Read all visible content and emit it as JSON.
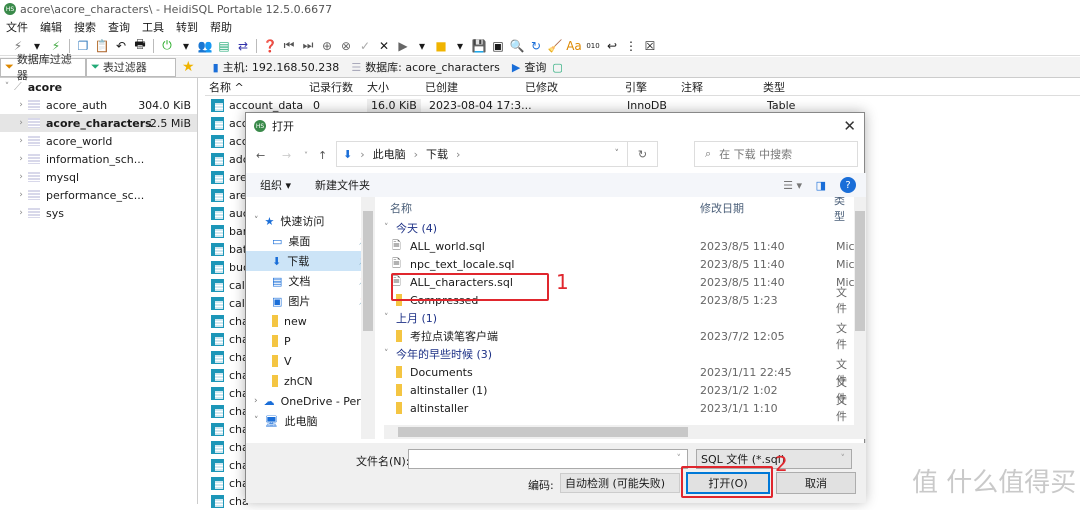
{
  "window": {
    "title": "acore\\acore_characters\\ - HeidiSQL Portable 12.5.0.6677"
  },
  "menu": [
    "文件",
    "编辑",
    "搜索",
    "查询",
    "工具",
    "转到",
    "帮助"
  ],
  "filters": {
    "db_filter": "数据库过滤器",
    "table_filter": "表过滤器"
  },
  "breadcrumb": {
    "host": "主机: 192.168.50.238",
    "database": "数据库: acore_characters",
    "query": "查询"
  },
  "tree": {
    "root": "acore",
    "items": [
      {
        "name": "acore_auth",
        "size": "304.0 KiB"
      },
      {
        "name": "acore_characters",
        "size": "2.5 MiB"
      },
      {
        "name": "acore_world",
        "size": ""
      },
      {
        "name": "information_sch...",
        "size": ""
      },
      {
        "name": "mysql",
        "size": ""
      },
      {
        "name": "performance_sc...",
        "size": ""
      },
      {
        "name": "sys",
        "size": ""
      }
    ]
  },
  "table": {
    "headers": [
      "名称 ^",
      "记录行数",
      "大小",
      "已创建",
      "已修改",
      "引擎",
      "注释",
      "类型"
    ],
    "first_row": {
      "name": "account_data",
      "rows": "0",
      "size": "16.0 KiB",
      "created": "2023-08-04 17:3...",
      "modified": "",
      "engine": "InnoDB",
      "comment": "",
      "type": "Table"
    },
    "partial_names": [
      "acc",
      "acc",
      "adc",
      "are",
      "are",
      "auc",
      "bar",
      "bat",
      "buc",
      "cal",
      "cal",
      "cha",
      "cha",
      "cha",
      "cha",
      "cha",
      "cha",
      "cha",
      "cha",
      "cha",
      "cha",
      "cha"
    ]
  },
  "dialog": {
    "title": "打开",
    "path": [
      "此电脑",
      "下载"
    ],
    "search_placeholder": "在 下载 中搜索",
    "organize": "组织 ▾",
    "new_folder": "新建文件夹",
    "nav_items": [
      {
        "label": "快速访问",
        "pin": false
      },
      {
        "label": "桌面",
        "pin": true
      },
      {
        "label": "下载",
        "pin": true
      },
      {
        "label": "文档",
        "pin": true
      },
      {
        "label": "图片",
        "pin": true
      },
      {
        "label": "new"
      },
      {
        "label": "P"
      },
      {
        "label": "V"
      },
      {
        "label": "zhCN"
      },
      {
        "label": "OneDrive - Perso"
      },
      {
        "label": "此电脑"
      }
    ],
    "columns": [
      "名称",
      "修改日期",
      "类型"
    ],
    "groups": [
      {
        "label": "今天 (4)",
        "files": [
          {
            "name": "ALL_world.sql",
            "date": "2023/8/5 11:40",
            "type": "Mic",
            "kind": "file"
          },
          {
            "name": "npc_text_locale.sql",
            "date": "2023/8/5 11:40",
            "type": "Mic",
            "kind": "file"
          },
          {
            "name": "ALL_characters.sql",
            "date": "2023/8/5 11:40",
            "type": "Mic",
            "kind": "file"
          },
          {
            "name": "Compressed",
            "date": "2023/8/5 1:23",
            "type": "文件",
            "kind": "folder"
          }
        ]
      },
      {
        "label": "上月 (1)",
        "files": [
          {
            "name": "考拉点读笔客户端",
            "date": "2023/7/2 12:05",
            "type": "文件",
            "kind": "folder"
          }
        ]
      },
      {
        "label": "今年的早些时候 (3)",
        "files": [
          {
            "name": "Documents",
            "date": "2023/1/11 22:45",
            "type": "文件",
            "kind": "folder"
          },
          {
            "name": "altinstaller (1)",
            "date": "2023/1/2 1:02",
            "type": "文件",
            "kind": "folder"
          },
          {
            "name": "altinstaller",
            "date": "2023/1/1 1:10",
            "type": "文件",
            "kind": "folder"
          }
        ]
      }
    ],
    "filename_label": "文件名(N):",
    "filename_value": "",
    "filetype": "SQL 文件 (*.sql)",
    "encoding_label": "编码:",
    "encoding": "自动检测 (可能失败)",
    "open": "打开(O)",
    "cancel": "取消"
  },
  "annotations": {
    "step1": "1",
    "step2": "2",
    "color": "#e0262d"
  },
  "watermark": "值 什么值得买"
}
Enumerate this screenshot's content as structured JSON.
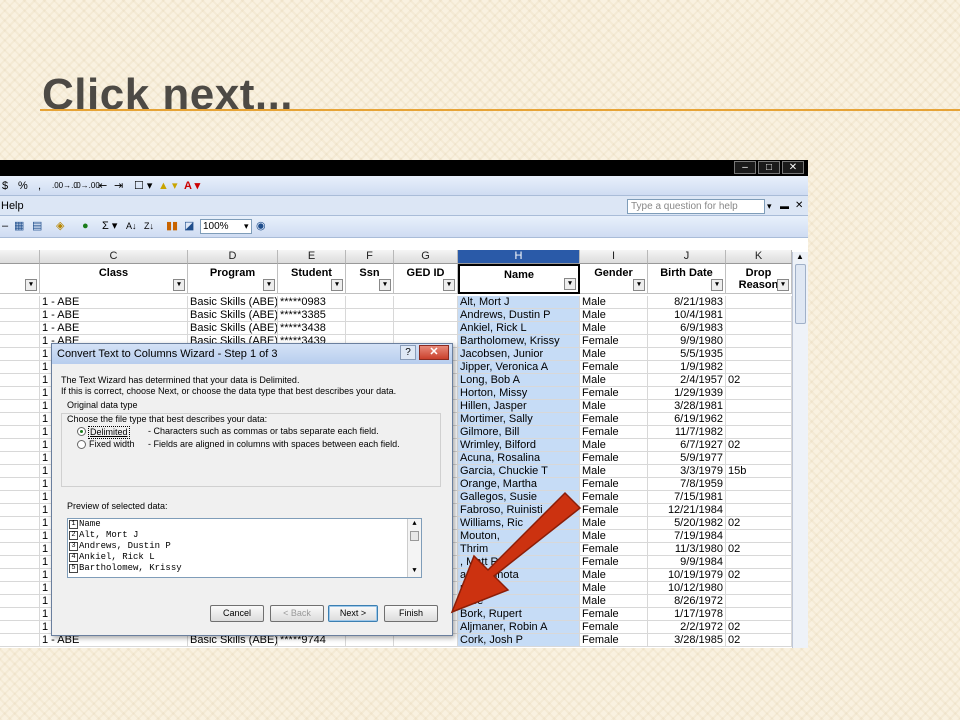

◆ ◆ ◆ ◆ ◆ ◆ ◆

[Set problem]: Of the lines above, how many include the word "altinstaller"? Reply with the number alone.

[Result of the task]: 2